Data extracted from a collection
--------------------
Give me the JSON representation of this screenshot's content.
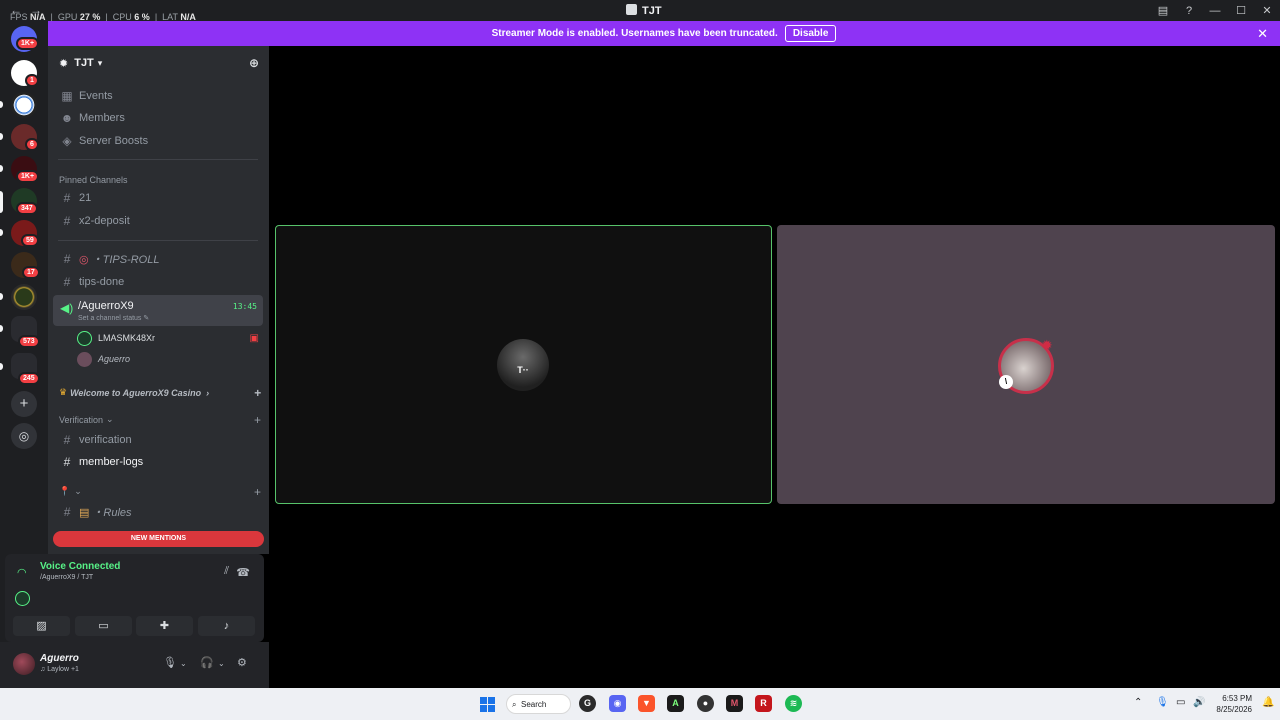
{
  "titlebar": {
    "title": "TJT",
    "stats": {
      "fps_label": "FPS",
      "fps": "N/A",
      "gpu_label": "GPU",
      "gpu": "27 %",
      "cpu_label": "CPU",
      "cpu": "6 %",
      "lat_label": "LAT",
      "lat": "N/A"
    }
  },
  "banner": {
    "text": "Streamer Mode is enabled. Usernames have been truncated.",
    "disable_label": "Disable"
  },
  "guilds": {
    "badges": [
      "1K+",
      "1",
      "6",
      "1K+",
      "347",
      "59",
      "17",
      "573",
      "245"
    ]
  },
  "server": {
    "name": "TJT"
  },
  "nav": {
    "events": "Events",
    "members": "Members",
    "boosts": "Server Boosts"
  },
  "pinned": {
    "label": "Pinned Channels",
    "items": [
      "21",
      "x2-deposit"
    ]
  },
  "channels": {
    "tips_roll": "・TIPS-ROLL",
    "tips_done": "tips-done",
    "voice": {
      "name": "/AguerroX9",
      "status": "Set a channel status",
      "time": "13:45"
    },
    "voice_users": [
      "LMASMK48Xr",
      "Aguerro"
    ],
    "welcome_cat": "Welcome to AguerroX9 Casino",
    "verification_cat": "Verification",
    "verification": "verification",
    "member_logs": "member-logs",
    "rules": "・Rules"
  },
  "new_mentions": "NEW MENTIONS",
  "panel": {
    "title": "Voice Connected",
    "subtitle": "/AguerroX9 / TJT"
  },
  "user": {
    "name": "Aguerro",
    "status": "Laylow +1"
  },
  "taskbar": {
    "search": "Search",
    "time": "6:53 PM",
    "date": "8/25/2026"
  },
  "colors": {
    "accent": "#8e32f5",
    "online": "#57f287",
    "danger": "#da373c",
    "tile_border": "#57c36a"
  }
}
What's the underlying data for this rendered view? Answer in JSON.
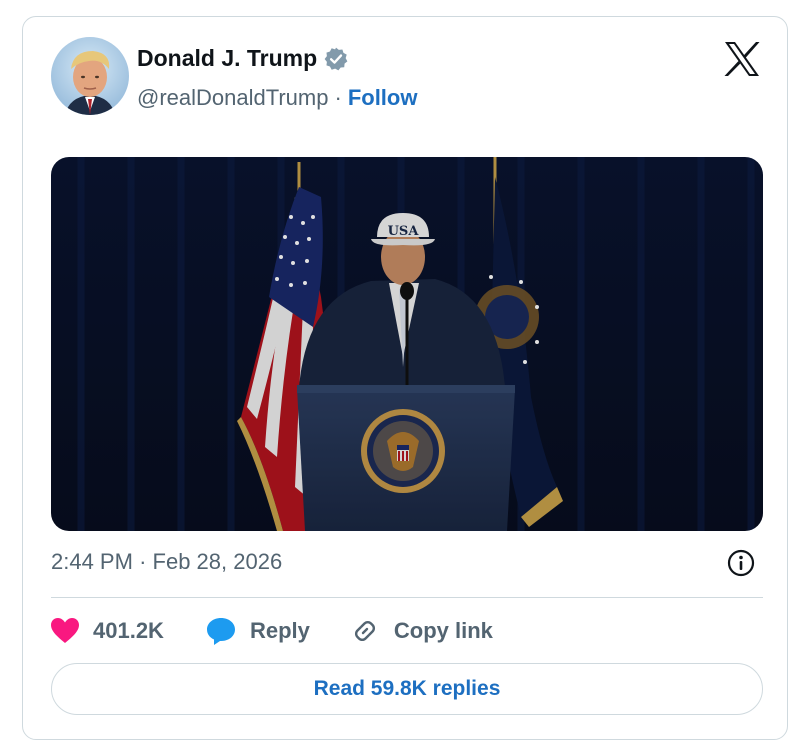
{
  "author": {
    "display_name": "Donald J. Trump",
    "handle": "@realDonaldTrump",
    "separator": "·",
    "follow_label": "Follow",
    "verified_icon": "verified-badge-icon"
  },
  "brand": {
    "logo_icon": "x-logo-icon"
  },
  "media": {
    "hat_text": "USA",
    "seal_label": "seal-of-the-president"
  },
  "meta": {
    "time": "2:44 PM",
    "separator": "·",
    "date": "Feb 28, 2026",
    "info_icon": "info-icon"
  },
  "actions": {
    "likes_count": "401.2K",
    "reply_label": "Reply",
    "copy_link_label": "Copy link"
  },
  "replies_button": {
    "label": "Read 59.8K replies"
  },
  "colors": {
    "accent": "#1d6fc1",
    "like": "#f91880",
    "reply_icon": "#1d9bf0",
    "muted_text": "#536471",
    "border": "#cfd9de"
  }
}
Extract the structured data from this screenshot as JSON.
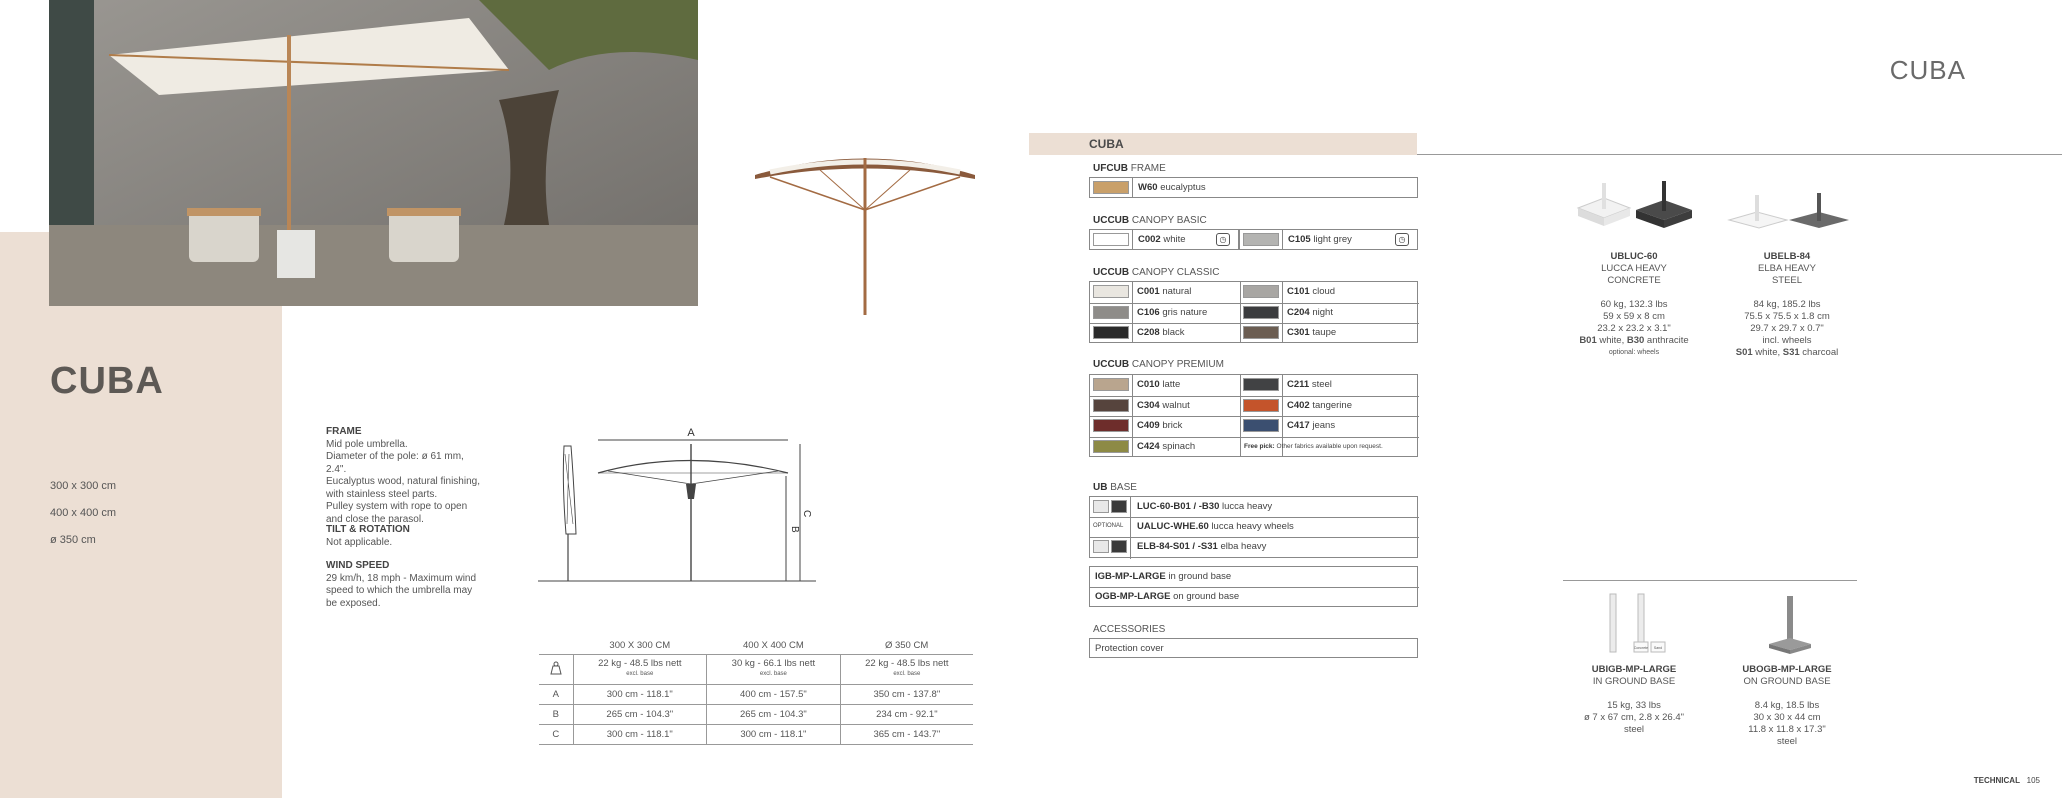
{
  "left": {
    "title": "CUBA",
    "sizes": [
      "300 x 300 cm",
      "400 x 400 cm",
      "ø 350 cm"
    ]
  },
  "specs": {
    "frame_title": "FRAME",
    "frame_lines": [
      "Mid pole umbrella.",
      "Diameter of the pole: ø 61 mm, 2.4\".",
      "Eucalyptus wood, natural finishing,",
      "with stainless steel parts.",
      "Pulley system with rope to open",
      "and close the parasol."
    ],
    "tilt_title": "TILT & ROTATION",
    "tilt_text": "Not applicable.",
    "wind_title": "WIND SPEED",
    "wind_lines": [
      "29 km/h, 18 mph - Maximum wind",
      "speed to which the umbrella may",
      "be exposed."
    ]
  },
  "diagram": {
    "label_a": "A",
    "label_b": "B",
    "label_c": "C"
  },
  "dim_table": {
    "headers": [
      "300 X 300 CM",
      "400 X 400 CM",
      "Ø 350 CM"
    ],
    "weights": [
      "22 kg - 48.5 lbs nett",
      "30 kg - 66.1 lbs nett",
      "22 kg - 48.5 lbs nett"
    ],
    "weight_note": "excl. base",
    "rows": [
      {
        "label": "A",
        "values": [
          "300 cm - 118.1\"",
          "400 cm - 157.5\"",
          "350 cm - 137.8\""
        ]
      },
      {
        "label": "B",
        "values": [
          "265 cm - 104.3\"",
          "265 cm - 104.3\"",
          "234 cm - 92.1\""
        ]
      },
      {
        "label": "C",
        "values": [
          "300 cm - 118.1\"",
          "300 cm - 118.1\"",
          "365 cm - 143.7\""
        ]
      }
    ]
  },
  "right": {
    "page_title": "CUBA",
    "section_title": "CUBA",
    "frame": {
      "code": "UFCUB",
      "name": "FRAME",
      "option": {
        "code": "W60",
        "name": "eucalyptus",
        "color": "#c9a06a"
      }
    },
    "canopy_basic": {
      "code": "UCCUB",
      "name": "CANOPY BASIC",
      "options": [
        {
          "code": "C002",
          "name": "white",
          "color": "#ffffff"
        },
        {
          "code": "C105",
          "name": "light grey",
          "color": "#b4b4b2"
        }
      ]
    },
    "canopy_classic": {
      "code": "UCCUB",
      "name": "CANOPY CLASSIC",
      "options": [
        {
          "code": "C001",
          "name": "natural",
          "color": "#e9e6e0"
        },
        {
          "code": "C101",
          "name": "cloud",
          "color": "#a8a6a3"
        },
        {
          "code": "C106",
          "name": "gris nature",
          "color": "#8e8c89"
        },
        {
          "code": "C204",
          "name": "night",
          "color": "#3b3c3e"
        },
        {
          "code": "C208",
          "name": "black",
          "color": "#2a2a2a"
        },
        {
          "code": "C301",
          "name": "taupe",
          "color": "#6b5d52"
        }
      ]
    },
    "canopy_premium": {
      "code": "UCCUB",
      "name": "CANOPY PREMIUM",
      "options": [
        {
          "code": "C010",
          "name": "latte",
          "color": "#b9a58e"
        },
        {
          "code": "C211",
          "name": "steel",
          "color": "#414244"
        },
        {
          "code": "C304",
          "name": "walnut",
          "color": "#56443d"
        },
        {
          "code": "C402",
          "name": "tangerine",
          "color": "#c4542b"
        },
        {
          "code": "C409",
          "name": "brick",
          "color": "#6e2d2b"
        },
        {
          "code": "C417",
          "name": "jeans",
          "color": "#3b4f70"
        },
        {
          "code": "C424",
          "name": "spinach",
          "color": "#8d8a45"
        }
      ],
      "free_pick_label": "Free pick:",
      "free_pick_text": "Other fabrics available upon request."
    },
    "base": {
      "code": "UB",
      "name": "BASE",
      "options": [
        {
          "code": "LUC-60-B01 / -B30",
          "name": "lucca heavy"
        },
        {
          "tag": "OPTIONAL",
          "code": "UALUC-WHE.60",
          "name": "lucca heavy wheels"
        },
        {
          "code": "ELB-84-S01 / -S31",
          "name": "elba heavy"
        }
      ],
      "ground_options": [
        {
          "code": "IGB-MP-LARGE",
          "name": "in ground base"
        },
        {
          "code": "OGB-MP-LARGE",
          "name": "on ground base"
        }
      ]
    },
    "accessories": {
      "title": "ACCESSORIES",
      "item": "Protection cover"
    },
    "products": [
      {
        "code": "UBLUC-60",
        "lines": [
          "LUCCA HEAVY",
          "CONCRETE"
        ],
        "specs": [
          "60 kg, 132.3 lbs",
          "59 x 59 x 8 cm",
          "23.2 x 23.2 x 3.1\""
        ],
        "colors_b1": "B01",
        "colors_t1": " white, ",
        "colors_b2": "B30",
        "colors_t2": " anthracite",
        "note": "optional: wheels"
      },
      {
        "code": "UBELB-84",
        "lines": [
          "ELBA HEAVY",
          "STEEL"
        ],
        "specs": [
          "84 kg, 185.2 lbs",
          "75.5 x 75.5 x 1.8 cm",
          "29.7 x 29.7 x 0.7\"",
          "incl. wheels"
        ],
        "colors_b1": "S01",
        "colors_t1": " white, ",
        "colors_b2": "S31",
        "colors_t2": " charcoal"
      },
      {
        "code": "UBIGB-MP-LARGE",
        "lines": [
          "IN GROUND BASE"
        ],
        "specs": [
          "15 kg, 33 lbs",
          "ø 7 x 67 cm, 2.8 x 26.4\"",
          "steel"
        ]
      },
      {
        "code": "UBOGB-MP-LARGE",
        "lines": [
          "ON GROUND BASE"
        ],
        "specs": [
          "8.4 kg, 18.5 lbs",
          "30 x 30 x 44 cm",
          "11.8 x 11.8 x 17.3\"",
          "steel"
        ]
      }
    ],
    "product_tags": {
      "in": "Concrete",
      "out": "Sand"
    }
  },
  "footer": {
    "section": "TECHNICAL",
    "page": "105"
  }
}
--------------------
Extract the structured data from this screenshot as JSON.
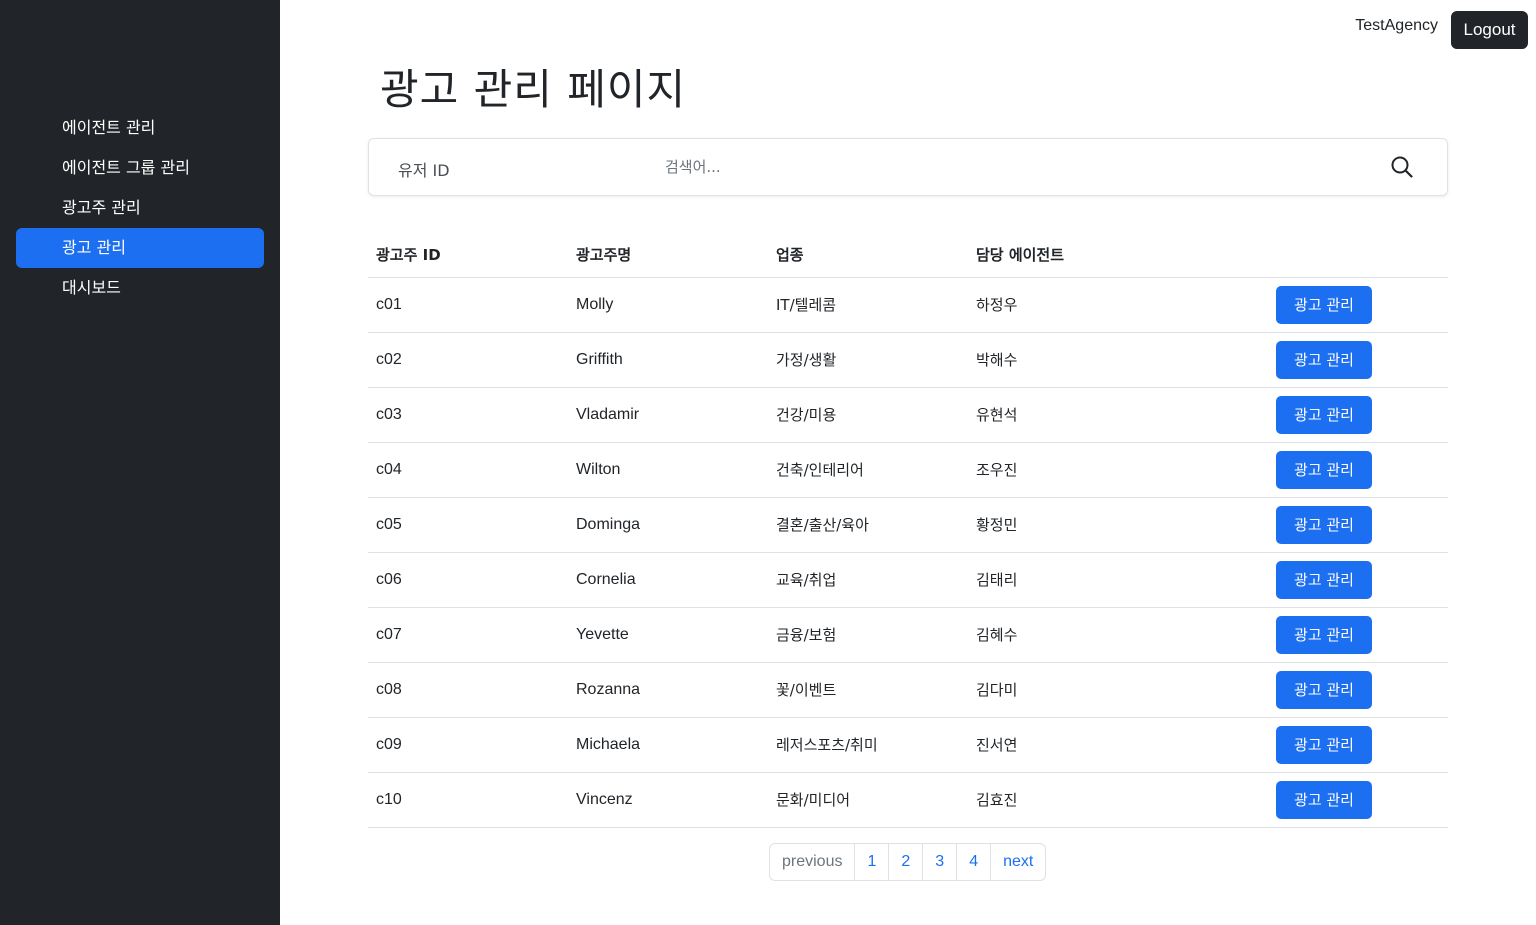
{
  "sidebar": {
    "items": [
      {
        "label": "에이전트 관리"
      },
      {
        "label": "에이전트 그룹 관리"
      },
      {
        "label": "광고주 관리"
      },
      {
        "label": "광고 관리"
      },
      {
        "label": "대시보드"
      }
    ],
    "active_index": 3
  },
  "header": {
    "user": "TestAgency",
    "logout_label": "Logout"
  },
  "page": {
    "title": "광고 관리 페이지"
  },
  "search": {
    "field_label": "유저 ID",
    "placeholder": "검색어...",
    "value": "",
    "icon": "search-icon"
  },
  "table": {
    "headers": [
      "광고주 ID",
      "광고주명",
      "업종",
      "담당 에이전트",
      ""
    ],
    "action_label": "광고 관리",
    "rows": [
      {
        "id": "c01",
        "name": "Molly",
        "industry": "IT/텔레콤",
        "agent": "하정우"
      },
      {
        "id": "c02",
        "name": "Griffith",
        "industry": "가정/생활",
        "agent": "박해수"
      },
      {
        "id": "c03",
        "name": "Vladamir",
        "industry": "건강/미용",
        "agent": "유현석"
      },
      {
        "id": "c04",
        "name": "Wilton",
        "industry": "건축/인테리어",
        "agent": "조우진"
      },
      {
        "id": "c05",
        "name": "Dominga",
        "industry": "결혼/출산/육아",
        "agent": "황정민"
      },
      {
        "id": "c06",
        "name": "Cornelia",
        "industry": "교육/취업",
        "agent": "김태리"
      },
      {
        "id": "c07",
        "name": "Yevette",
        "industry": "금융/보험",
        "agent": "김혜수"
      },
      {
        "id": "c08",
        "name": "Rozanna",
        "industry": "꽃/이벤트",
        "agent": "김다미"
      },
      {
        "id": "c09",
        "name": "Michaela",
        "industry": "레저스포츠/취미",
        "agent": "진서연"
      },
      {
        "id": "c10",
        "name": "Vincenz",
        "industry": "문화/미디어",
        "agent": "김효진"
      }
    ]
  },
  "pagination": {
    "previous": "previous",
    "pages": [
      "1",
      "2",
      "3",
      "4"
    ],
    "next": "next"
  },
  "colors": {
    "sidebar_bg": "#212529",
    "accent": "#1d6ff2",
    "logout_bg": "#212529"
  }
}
--------------------
GIVEN TASK ->
From the data above, copy each line where the string "LARGE" appears.

THE COMPLETED TASK ->
          "code": "IGB-MP-LARGE",
          "code": "OGB-MP-LARGE",
        "code": "UBIGB-MP-LARGE",
        "code": "UBOGB-MP-LARGE",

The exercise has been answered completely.